■ Exercise
Copy out each line containing "精确到个位" from the entries below.
- - - - - - -
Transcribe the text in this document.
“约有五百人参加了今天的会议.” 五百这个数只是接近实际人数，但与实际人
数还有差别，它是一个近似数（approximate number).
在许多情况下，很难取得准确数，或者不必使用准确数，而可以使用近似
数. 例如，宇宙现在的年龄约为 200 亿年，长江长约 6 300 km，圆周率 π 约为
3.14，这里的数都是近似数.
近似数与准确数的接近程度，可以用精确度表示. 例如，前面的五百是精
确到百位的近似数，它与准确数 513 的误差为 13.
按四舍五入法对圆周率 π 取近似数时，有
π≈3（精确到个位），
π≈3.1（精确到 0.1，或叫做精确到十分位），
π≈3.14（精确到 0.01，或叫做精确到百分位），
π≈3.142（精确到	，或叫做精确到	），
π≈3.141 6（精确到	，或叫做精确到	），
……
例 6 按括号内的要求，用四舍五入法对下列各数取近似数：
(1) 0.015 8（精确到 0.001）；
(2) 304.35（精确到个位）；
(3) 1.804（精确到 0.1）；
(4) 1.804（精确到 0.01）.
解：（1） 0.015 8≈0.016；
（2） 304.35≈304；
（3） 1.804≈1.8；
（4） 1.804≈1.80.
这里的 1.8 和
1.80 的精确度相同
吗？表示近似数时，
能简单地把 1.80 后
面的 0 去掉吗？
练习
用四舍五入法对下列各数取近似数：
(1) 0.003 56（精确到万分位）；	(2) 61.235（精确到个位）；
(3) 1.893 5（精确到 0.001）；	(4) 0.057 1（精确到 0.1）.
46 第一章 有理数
- - - - - - -
■ Task result
π≈3（精确到个位），
(2) 304.35（精确到个位）；
(1) 0.003 56（精确到万分位）；	(2) 61.235（精确到个位）；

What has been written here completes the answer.